Entries from a dataset:
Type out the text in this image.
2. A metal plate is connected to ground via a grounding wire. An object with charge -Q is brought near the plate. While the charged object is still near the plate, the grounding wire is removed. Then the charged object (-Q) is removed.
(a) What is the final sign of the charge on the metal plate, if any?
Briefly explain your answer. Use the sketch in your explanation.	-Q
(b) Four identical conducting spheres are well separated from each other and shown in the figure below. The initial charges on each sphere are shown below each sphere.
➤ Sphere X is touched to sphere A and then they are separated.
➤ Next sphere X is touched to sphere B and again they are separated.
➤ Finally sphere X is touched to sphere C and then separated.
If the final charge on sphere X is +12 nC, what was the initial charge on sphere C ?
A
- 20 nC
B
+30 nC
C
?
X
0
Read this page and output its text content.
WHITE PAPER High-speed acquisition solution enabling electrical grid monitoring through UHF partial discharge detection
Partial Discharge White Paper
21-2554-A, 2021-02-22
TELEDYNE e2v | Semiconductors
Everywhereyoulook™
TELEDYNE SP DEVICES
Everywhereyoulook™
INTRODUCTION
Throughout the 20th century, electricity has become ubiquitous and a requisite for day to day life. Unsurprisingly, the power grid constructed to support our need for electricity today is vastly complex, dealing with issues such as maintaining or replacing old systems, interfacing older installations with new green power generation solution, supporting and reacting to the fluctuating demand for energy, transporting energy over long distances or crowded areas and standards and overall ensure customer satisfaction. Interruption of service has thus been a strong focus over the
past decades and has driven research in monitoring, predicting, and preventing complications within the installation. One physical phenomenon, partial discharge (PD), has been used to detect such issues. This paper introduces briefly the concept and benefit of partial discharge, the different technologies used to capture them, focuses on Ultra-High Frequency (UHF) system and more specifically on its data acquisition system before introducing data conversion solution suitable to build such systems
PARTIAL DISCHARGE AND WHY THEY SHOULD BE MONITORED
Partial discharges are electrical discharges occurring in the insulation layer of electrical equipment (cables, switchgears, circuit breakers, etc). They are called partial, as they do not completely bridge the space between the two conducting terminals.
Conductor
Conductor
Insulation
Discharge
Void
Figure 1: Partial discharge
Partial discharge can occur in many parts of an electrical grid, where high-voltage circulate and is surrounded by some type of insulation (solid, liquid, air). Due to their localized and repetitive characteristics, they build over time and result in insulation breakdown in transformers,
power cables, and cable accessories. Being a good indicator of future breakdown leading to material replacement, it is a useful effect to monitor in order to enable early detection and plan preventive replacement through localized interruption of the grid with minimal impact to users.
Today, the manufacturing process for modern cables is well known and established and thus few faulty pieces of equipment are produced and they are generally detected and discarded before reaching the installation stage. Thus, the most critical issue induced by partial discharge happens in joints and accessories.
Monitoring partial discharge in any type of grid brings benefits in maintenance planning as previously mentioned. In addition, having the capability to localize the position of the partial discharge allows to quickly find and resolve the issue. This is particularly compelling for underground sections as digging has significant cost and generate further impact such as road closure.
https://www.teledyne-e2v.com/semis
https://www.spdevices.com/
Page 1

INSTRUCTIONS FOR THE TASK: Copy every line that contains the string "https".

OUTPUT FOR THIS EXERCISE:
https://www.teledyne-e2v.com/semis
https://www.spdevices.com/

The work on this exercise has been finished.